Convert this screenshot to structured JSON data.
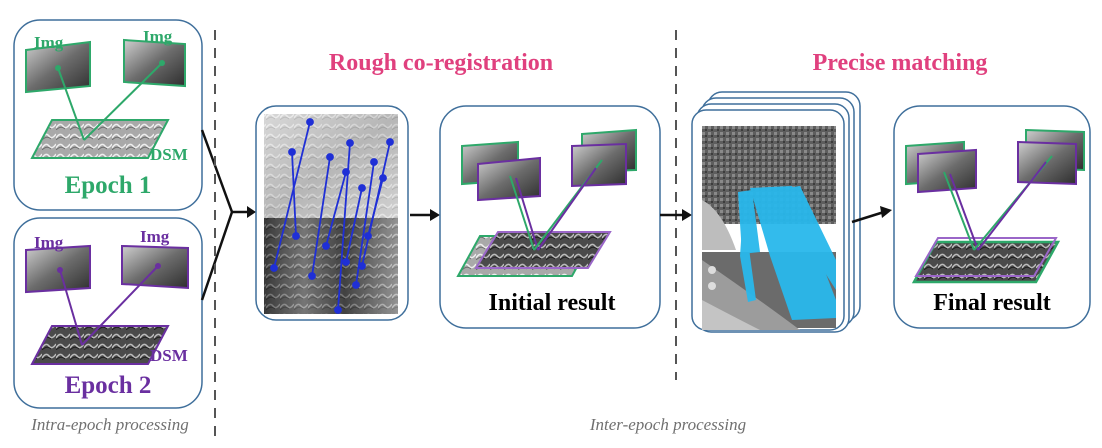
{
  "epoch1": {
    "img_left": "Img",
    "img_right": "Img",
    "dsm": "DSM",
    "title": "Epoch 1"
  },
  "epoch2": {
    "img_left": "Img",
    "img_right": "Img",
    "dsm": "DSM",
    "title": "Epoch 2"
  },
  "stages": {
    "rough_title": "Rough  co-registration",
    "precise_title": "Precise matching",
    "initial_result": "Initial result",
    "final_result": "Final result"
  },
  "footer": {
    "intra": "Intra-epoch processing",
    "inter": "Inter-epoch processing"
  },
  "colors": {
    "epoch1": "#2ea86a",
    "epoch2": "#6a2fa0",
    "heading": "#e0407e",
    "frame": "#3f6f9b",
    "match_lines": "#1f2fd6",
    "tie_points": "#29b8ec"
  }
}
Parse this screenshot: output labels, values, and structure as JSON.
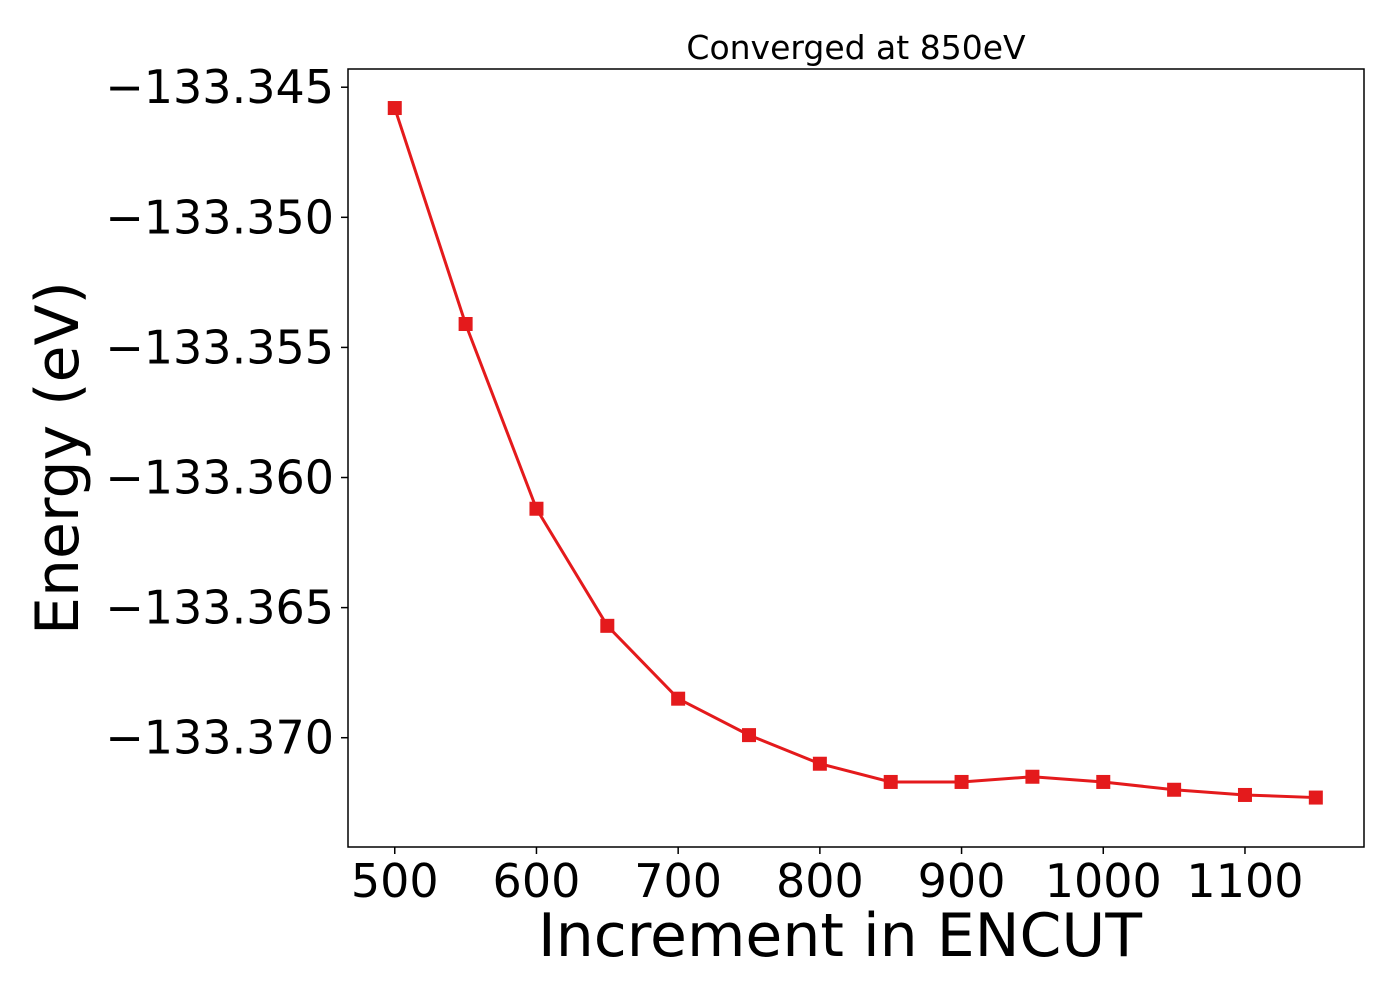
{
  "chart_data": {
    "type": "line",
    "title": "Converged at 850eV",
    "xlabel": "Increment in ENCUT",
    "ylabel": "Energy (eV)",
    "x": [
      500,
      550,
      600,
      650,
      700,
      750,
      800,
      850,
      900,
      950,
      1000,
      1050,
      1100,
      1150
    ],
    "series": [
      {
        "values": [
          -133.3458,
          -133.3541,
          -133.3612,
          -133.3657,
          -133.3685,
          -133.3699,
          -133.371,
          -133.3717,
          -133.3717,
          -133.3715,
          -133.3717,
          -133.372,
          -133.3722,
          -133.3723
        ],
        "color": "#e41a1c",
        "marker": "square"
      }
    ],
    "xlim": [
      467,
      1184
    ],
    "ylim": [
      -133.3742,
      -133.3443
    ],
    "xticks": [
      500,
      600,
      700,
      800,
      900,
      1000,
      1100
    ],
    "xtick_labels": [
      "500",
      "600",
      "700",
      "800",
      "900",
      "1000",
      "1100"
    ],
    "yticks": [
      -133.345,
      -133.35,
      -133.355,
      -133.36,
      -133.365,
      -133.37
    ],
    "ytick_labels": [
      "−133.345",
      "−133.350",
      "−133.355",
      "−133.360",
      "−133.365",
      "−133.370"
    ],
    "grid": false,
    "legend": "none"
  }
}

■ Exercise objective: All of the records need repeating exactly, except for the pictures.

■ Result below:
Convert this screenshot to structured JSON data.
{
  "epoch1": {
    "img_left": "Img",
    "img_right": "Img",
    "dsm": "DSM",
    "title": "Epoch 1"
  },
  "epoch2": {
    "img_left": "Img",
    "img_right": "Img",
    "dsm": "DSM",
    "title": "Epoch 2"
  },
  "stages": {
    "rough_title": "Rough  co-registration",
    "precise_title": "Precise matching",
    "initial_result": "Initial result",
    "final_result": "Final result"
  },
  "footer": {
    "intra": "Intra-epoch processing",
    "inter": "Inter-epoch processing"
  },
  "colors": {
    "epoch1": "#2ea86a",
    "epoch2": "#6a2fa0",
    "heading": "#e0407e",
    "frame": "#3f6f9b",
    "match_lines": "#1f2fd6",
    "tie_points": "#29b8ec"
  }
}
Parse this screenshot: output labels, values, and structure as JSON.
{
  "chart_data": {
    "type": "line",
    "title": "Converged at 850eV",
    "xlabel": "Increment in ENCUT",
    "ylabel": "Energy (eV)",
    "x": [
      500,
      550,
      600,
      650,
      700,
      750,
      800,
      850,
      900,
      950,
      1000,
      1050,
      1100,
      1150
    ],
    "series": [
      {
        "values": [
          -133.3458,
          -133.3541,
          -133.3612,
          -133.3657,
          -133.3685,
          -133.3699,
          -133.371,
          -133.3717,
          -133.3717,
          -133.3715,
          -133.3717,
          -133.372,
          -133.3722,
          -133.3723
        ],
        "color": "#e41a1c",
        "marker": "square"
      }
    ],
    "xlim": [
      467,
      1184
    ],
    "ylim": [
      -133.3742,
      -133.3443
    ],
    "xticks": [
      500,
      600,
      700,
      800,
      900,
      1000,
      1100
    ],
    "xtick_labels": [
      "500",
      "600",
      "700",
      "800",
      "900",
      "1000",
      "1100"
    ],
    "yticks": [
      -133.345,
      -133.35,
      -133.355,
      -133.36,
      -133.365,
      -133.37
    ],
    "ytick_labels": [
      "−133.345",
      "−133.350",
      "−133.355",
      "−133.360",
      "−133.365",
      "−133.370"
    ],
    "grid": false,
    "legend": "none"
  }
}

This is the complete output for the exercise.